Task brief: Please return the data below as a numbered list, leaving out any blank lines.

Data:

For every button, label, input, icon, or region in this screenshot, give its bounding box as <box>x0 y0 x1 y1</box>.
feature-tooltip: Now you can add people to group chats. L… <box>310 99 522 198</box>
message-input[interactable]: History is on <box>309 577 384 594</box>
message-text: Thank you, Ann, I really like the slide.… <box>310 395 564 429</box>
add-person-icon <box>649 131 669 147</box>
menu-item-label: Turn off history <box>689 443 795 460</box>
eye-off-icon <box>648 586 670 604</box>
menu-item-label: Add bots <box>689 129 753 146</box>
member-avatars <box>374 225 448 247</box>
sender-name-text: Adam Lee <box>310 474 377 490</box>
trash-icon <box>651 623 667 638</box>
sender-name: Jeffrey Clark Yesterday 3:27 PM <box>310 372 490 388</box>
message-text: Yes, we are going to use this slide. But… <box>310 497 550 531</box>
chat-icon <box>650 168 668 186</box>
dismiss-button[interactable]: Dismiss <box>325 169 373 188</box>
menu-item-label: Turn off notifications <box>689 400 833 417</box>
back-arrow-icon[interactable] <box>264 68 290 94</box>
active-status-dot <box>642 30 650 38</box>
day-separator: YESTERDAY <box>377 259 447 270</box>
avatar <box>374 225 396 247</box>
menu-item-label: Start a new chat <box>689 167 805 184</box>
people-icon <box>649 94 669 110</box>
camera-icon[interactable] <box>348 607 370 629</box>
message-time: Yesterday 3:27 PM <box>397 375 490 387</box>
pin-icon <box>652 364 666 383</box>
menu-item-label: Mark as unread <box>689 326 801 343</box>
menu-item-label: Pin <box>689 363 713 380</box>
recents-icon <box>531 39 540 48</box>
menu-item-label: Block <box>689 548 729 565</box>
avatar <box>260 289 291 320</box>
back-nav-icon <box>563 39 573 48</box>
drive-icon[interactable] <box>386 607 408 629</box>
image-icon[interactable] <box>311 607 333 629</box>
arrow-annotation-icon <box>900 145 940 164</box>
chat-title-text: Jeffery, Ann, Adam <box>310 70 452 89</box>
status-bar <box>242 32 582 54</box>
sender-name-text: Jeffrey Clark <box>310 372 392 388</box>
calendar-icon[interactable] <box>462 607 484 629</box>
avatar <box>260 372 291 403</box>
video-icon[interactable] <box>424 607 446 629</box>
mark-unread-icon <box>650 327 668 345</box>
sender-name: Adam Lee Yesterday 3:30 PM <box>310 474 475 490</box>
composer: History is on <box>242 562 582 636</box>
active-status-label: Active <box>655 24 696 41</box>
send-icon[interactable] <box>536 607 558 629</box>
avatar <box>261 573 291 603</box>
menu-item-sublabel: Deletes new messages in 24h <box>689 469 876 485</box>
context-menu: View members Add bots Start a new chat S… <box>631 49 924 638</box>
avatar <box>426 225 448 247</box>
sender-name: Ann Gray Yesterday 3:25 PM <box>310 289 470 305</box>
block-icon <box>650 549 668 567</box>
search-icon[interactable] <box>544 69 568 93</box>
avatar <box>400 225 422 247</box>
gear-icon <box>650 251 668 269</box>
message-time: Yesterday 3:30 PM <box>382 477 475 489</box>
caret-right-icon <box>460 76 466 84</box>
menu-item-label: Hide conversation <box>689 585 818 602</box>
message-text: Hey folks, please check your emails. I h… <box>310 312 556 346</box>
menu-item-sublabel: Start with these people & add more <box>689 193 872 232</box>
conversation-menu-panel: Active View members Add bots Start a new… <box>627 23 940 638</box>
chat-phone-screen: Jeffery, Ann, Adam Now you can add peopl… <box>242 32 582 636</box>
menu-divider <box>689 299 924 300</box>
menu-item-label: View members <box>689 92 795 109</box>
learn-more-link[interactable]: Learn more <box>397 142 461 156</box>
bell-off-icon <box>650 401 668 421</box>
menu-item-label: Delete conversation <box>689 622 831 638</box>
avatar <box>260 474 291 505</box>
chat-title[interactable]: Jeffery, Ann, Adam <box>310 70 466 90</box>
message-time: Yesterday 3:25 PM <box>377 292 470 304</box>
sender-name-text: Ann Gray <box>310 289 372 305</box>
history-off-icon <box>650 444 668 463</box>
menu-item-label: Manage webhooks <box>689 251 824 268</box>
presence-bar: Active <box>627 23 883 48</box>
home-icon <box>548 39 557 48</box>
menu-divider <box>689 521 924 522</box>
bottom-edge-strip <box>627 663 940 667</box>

Final result:
1. For every button, label, input, icon, or region in this screenshot, give its bounding box as <box>x0 y0 x1 y1</box>.
2. feature-tooltip: Now you can add people to group chats. L… <box>310 99 522 198</box>
3. message-input[interactable]: History is on <box>309 577 384 594</box>
4. message-text: Thank you, Ann, I really like the slide.… <box>310 395 564 429</box>
5. add-person-icon <box>649 131 669 147</box>
6. menu-item-label: Turn off history <box>689 443 795 460</box>
7. eye-off-icon <box>648 586 670 604</box>
8. menu-item-label: Add bots <box>689 129 753 146</box>
9. member-avatars <box>374 225 448 247</box>
10. sender-name-text: Adam Lee <box>310 474 377 490</box>
11. trash-icon <box>651 623 667 638</box>
12. sender-name: Jeffrey Clark Yesterday 3:27 PM <box>310 372 490 388</box>
13. message-text: Yes, we are going to use this slide. But… <box>310 497 550 531</box>
14. chat-icon <box>650 168 668 186</box>
15. dismiss-button[interactable]: Dismiss <box>325 169 373 188</box>
16. menu-item-label: Turn off notifications <box>689 400 833 417</box>
17. back-arrow-icon[interactable] <box>264 68 290 94</box>
18. active-status-dot <box>642 30 650 38</box>
19. day-separator: YESTERDAY <box>377 259 447 270</box>
20. avatar <box>374 225 396 247</box>
21. menu-item-label: Start a new chat <box>689 167 805 184</box>
22. people-icon <box>649 94 669 110</box>
23. camera-icon[interactable] <box>348 607 370 629</box>
24. message-time: Yesterday 3:27 PM <box>397 375 490 387</box>
25. pin-icon <box>652 364 666 383</box>
26. menu-item-label: Mark as unread <box>689 326 801 343</box>
27. menu-item-label: Pin <box>689 363 713 380</box>
28. recents-icon <box>531 39 540 48</box>
29. menu-item-label: Block <box>689 548 729 565</box>
30. avatar <box>260 289 291 320</box>
31. back-nav-icon <box>563 39 573 48</box>
32. drive-icon[interactable] <box>386 607 408 629</box>
33. image-icon[interactable] <box>311 607 333 629</box>
34. arrow-annotation-icon <box>900 145 940 164</box>
35. chat-title-text: Jeffery, Ann, Adam <box>310 70 452 89</box>
36. status-bar <box>242 32 582 54</box>
37. sender-name-text: Jeffrey Clark <box>310 372 392 388</box>
38. calendar-icon[interactable] <box>462 607 484 629</box>
39. avatar <box>260 372 291 403</box>
40. video-icon[interactable] <box>424 607 446 629</box>
41. mark-unread-icon <box>650 327 668 345</box>
42. sender-name: Adam Lee Yesterday 3:30 PM <box>310 474 475 490</box>
43. composer: History is on <box>242 562 582 636</box>
44. active-status-label: Active <box>655 24 696 41</box>
45. send-icon[interactable] <box>536 607 558 629</box>
46. avatar <box>261 573 291 603</box>
47. menu-item-sublabel: Deletes new messages in 24h <box>689 469 876 485</box>
48. context-menu: View members Add bots Start a new chat S… <box>631 49 924 638</box>
49. avatar <box>426 225 448 247</box>
50. sender-name: Ann Gray Yesterday 3:25 PM <box>310 289 470 305</box>
51. block-icon <box>650 549 668 567</box>
52. search-icon[interactable] <box>544 69 568 93</box>
53. avatar <box>400 225 422 247</box>
54. gear-icon <box>650 251 668 269</box>
55. message-time: Yesterday 3:30 PM <box>382 477 475 489</box>
56. caret-right-icon <box>460 76 466 84</box>
57. menu-item-label: Hide conversation <box>689 585 818 602</box>
58. message-text: Hey folks, please check your emails. I h… <box>310 312 556 346</box>
59. menu-item-sublabel: Start with these people & add more <box>689 193 872 232</box>
60. conversation-menu-panel: Active View members Add bots Start a new… <box>627 23 940 638</box>
61. chat-phone-screen: Jeffery, Ann, Adam Now you can add peopl… <box>242 32 582 636</box>
62. menu-divider <box>689 299 924 300</box>
63. menu-item-label: View members <box>689 92 795 109</box>
64. learn-more-link[interactable]: Learn more <box>397 142 461 156</box>
65. bell-off-icon <box>650 401 668 421</box>
66. menu-item-label: Delete conversation <box>689 622 831 638</box>
67. avatar <box>260 474 291 505</box>
68. chat-title[interactable]: Jeffery, Ann, Adam <box>310 70 466 90</box>
69. message-time: Yesterday 3:25 PM <box>377 292 470 304</box>
70. sender-name-text: Ann Gray <box>310 289 372 305</box>
71. history-off-icon <box>650 444 668 463</box>
72. menu-item-label: Manage webhooks <box>689 251 824 268</box>
73. presence-bar: Active <box>627 23 883 48</box>
74. home-icon <box>548 39 557 48</box>
75. menu-divider <box>689 521 924 522</box>
76. bottom-edge-strip <box>627 663 940 667</box>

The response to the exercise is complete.